What to produce >>
Copy out all of the material exactly as presented.

__________

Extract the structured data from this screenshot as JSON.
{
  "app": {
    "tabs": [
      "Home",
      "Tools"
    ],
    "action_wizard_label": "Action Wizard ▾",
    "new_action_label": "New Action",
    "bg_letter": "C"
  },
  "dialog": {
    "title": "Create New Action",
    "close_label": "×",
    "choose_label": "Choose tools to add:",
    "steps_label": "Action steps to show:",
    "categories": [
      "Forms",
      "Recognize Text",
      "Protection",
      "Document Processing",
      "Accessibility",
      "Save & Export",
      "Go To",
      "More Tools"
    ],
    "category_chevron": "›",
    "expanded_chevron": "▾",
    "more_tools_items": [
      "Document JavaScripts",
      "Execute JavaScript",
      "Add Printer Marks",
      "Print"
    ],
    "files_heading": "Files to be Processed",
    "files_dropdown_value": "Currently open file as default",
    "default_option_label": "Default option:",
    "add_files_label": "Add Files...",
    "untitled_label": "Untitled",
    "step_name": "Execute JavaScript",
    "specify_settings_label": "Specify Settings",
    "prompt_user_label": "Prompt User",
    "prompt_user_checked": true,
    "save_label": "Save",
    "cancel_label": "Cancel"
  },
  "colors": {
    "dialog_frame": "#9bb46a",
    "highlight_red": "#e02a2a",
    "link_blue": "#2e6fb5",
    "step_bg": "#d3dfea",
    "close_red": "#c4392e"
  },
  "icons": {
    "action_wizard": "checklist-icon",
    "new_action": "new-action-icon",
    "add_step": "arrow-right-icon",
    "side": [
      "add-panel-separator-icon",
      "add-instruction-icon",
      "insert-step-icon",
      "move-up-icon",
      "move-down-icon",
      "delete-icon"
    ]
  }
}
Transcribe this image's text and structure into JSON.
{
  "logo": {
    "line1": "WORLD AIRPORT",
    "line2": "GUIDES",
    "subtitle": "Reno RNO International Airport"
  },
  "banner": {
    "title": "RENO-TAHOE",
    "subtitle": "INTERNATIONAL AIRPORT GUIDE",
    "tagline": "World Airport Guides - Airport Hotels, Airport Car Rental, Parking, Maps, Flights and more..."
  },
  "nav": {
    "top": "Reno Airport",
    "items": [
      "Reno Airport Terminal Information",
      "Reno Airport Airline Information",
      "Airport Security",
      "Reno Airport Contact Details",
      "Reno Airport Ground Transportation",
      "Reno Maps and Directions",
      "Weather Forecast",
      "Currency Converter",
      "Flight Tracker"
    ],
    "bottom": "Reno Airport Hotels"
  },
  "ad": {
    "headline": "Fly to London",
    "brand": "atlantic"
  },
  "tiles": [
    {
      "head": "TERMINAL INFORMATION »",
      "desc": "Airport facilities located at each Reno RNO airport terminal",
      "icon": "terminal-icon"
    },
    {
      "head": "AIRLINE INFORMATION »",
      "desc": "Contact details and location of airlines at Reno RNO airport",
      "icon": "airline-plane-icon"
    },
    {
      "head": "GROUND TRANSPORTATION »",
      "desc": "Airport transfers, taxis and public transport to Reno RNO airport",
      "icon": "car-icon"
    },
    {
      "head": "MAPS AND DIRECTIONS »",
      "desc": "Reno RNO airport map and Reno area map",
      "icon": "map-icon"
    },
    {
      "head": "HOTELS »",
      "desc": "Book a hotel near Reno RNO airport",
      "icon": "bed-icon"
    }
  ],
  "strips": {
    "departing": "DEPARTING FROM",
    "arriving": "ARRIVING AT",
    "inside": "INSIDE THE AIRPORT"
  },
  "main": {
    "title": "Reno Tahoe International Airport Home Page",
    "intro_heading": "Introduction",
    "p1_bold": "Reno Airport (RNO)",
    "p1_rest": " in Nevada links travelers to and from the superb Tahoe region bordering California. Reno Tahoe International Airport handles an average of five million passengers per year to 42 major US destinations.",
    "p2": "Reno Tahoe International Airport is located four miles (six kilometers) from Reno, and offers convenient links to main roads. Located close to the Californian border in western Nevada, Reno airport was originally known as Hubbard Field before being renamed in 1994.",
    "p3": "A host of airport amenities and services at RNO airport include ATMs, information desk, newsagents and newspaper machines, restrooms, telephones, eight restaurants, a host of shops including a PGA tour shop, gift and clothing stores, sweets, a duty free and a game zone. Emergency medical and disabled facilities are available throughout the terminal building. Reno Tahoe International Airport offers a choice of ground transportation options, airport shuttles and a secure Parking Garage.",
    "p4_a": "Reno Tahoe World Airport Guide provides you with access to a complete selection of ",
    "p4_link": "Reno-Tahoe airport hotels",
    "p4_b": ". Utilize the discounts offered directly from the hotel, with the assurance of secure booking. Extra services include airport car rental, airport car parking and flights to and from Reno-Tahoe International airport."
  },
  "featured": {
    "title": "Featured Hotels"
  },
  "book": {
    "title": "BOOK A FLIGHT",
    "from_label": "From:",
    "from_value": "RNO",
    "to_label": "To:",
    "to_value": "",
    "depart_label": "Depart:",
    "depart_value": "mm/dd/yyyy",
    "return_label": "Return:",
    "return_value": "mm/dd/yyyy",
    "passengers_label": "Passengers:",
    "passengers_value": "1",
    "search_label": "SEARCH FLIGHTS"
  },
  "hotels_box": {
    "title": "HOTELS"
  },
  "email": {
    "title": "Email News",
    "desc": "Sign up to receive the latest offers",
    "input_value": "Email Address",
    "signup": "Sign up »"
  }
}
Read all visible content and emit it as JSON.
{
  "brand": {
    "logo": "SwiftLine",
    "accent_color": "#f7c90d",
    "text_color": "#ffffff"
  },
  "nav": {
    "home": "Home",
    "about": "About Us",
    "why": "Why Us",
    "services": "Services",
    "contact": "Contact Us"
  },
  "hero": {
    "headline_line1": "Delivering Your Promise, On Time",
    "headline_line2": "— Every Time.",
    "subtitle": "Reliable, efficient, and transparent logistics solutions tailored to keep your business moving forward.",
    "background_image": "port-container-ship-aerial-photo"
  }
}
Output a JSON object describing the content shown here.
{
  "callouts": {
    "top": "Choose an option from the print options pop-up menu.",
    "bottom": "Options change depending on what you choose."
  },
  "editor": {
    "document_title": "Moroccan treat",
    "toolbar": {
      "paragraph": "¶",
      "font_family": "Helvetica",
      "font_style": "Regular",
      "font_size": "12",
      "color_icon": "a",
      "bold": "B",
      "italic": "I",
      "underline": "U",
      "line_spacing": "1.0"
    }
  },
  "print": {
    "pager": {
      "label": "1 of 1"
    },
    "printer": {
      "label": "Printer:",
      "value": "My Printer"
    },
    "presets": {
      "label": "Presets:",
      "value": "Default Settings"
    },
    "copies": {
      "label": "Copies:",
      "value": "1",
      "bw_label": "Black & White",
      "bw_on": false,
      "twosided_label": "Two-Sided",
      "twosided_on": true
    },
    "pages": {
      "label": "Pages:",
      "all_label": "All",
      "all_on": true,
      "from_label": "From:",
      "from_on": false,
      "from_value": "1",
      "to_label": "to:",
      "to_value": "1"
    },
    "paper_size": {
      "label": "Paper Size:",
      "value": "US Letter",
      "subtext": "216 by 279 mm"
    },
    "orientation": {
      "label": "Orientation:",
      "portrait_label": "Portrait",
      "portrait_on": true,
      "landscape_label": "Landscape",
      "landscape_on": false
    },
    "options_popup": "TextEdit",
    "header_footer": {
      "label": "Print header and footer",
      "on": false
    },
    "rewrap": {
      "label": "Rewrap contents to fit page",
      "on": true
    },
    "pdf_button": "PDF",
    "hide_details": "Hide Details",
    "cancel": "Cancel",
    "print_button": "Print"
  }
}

__________

Task answer >>
Extract the structured data from this screenshot as JSON.
{
  "app": {
    "tabs": [
      "Home",
      "Tools"
    ],
    "action_wizard_label": "Action Wizard ▾",
    "new_action_label": "New Action",
    "bg_letter": "C"
  },
  "dialog": {
    "title": "Create New Action",
    "close_label": "×",
    "choose_label": "Choose tools to add:",
    "steps_label": "Action steps to show:",
    "categories": [
      "Forms",
      "Recognize Text",
      "Protection",
      "Document Processing",
      "Accessibility",
      "Save & Export",
      "Go To",
      "More Tools"
    ],
    "category_chevron": "›",
    "expanded_chevron": "▾",
    "more_tools_items": [
      "Document JavaScripts",
      "Execute JavaScript",
      "Add Printer Marks",
      "Print"
    ],
    "files_heading": "Files to be Processed",
    "files_dropdown_value": "Currently open file as default",
    "default_option_label": "Default option:",
    "add_files_label": "Add Files...",
    "untitled_label": "Untitled",
    "step_name": "Execute JavaScript",
    "specify_settings_label": "Specify Settings",
    "prompt_user_label": "Prompt User",
    "prompt_user_checked": true,
    "save_label": "Save",
    "cancel_label": "Cancel"
  },
  "colors": {
    "dialog_frame": "#9bb46a",
    "highlight_red": "#e02a2a",
    "link_blue": "#2e6fb5",
    "step_bg": "#d3dfea",
    "close_red": "#c4392e"
  },
  "icons": {
    "action_wizard": "checklist-icon",
    "new_action": "new-action-icon",
    "add_step": "arrow-right-icon",
    "side": [
      "add-panel-separator-icon",
      "add-instruction-icon",
      "insert-step-icon",
      "move-up-icon",
      "move-down-icon",
      "delete-icon"
    ]
  }
}
Transcribe this image's text and structure into JSON.
{
  "logo": {
    "line1": "WORLD AIRPORT",
    "line2": "GUIDES",
    "subtitle": "Reno RNO International Airport"
  },
  "banner": {
    "title": "RENO-TAHOE",
    "subtitle": "INTERNATIONAL AIRPORT GUIDE",
    "tagline": "World Airport Guides - Airport Hotels, Airport Car Rental, Parking, Maps, Flights and more..."
  },
  "nav": {
    "top": "Reno Airport",
    "items": [
      "Reno Airport Terminal Information",
      "Reno Airport Airline Information",
      "Airport Security",
      "Reno Airport Contact Details",
      "Reno Airport Ground Transportation",
      "Reno Maps and Directions",
      "Weather Forecast",
      "Currency Converter",
      "Flight Tracker"
    ],
    "bottom": "Reno Airport Hotels"
  },
  "ad": {
    "headline": "Fly to London",
    "brand": "atlantic"
  },
  "tiles": [
    {
      "head": "TERMINAL INFORMATION »",
      "desc": "Airport facilities located at each Reno RNO airport terminal",
      "icon": "terminal-icon"
    },
    {
      "head": "AIRLINE INFORMATION »",
      "desc": "Contact details and location of airlines at Reno RNO airport",
      "icon": "airline-plane-icon"
    },
    {
      "head": "GROUND TRANSPORTATION »",
      "desc": "Airport transfers, taxis and public transport to Reno RNO airport",
      "icon": "car-icon"
    },
    {
      "head": "MAPS AND DIRECTIONS »",
      "desc": "Reno RNO airport map and Reno area map",
      "icon": "map-icon"
    },
    {
      "head": "HOTELS »",
      "desc": "Book a hotel near Reno RNO airport",
      "icon": "bed-icon"
    }
  ],
  "strips": {
    "departing": "DEPARTING FROM",
    "arriving": "ARRIVING AT",
    "inside": "INSIDE THE AIRPORT"
  },
  "main": {
    "title": "Reno Tahoe International Airport Home Page",
    "intro_heading": "Introduction",
    "p1_bold": "Reno Airport (RNO)",
    "p1_rest": " in Nevada links travelers to and from the superb Tahoe region bordering California. Reno Tahoe International Airport handles an average of five million passengers per year to 42 major US destinations.",
    "p2": "Reno Tahoe International Airport is located four miles (six kilometers) from Reno, and offers convenient links to main roads. Located close to the Californian border in western Nevada, Reno airport was originally known as Hubbard Field before being renamed in 1994.",
    "p3": "A host of airport amenities and services at RNO airport include ATMs, information desk, newsagents and newspaper machines, restrooms, telephones, eight restaurants, a host of shops including a PGA tour shop, gift and clothing stores, sweets, a duty free and a game zone. Emergency medical and disabled facilities are available throughout the terminal building. Reno Tahoe International Airport offers a choice of ground transportation options, airport shuttles and a secure Parking Garage.",
    "p4_a": "Reno Tahoe World Airport Guide provides you with access to a complete selection of ",
    "p4_link": "Reno-Tahoe airport hotels",
    "p4_b": ". Utilize the discounts offered directly from the hotel, with the assurance of secure booking. Extra services include airport car rental, airport car parking and flights to and from Reno-Tahoe International airport."
  },
  "featured": {
    "title": "Featured Hotels"
  },
  "book": {
    "title": "BOOK A FLIGHT",
    "from_label": "From:",
    "from_value": "RNO",
    "to_label": "To:",
    "to_value": "",
    "depart_label": "Depart:",
    "depart_value": "mm/dd/yyyy",
    "return_label": "Return:",
    "return_value": "mm/dd/yyyy",
    "passengers_label": "Passengers:",
    "passengers_value": "1",
    "search_label": "SEARCH FLIGHTS"
  },
  "hotels_box": {
    "title": "HOTELS"
  },
  "email": {
    "title": "Email News",
    "desc": "Sign up to receive the latest offers",
    "input_value": "Email Address",
    "signup": "Sign up »"
  }
}
Read all visible content and emit it as JSON.
{
  "brand": {
    "logo": "SwiftLine",
    "accent_color": "#f7c90d",
    "text_color": "#ffffff"
  },
  "nav": {
    "home": "Home",
    "about": "About Us",
    "why": "Why Us",
    "services": "Services",
    "contact": "Contact Us"
  },
  "hero": {
    "headline_line1": "Delivering Your Promise, On Time",
    "headline_line2": "— Every Time.",
    "subtitle": "Reliable, efficient, and transparent logistics solutions tailored to keep your business moving forward.",
    "background_image": "port-container-ship-aerial-photo"
  }
}
Output a JSON object describing the content shown here.
{
  "callouts": {
    "top": "Choose an option from the print options pop-up menu.",
    "bottom": "Options change depending on what you choose."
  },
  "editor": {
    "document_title": "Moroccan treat",
    "toolbar": {
      "paragraph": "¶",
      "font_family": "Helvetica",
      "font_style": "Regular",
      "font_size": "12",
      "color_icon": "a",
      "bold": "B",
      "italic": "I",
      "underline": "U",
      "line_spacing": "1.0"
    }
  },
  "print": {
    "pager": {
      "label": "1 of 1"
    },
    "printer": {
      "label": "Printer:",
      "value": "My Printer"
    },
    "presets": {
      "label": "Presets:",
      "value": "Default Settings"
    },
    "copies": {
      "label": "Copies:",
      "value": "1",
      "bw_label": "Black & White",
      "bw_on": false,
      "twosided_label": "Two-Sided",
      "twosided_on": true
    },
    "pages": {
      "label": "Pages:",
      "all_label": "All",
      "all_on": true,
      "from_label": "From:",
      "from_on": false,
      "from_value": "1",
      "to_label": "to:",
      "to_value": "1"
    },
    "paper_size": {
      "label": "Paper Size:",
      "value": "US Letter",
      "subtext": "216 by 279 mm"
    },
    "orientation": {
      "label": "Orientation:",
      "portrait_label": "Portrait",
      "portrait_on": true,
      "landscape_label": "Landscape",
      "landscape_on": false
    },
    "options_popup": "TextEdit",
    "header_footer": {
      "label": "Print header and footer",
      "on": false
    },
    "rewrap": {
      "label": "Rewrap contents to fit page",
      "on": true
    },
    "pdf_button": "PDF",
    "hide_details": "Hide Details",
    "cancel": "Cancel",
    "print_button": "Print"
  }
}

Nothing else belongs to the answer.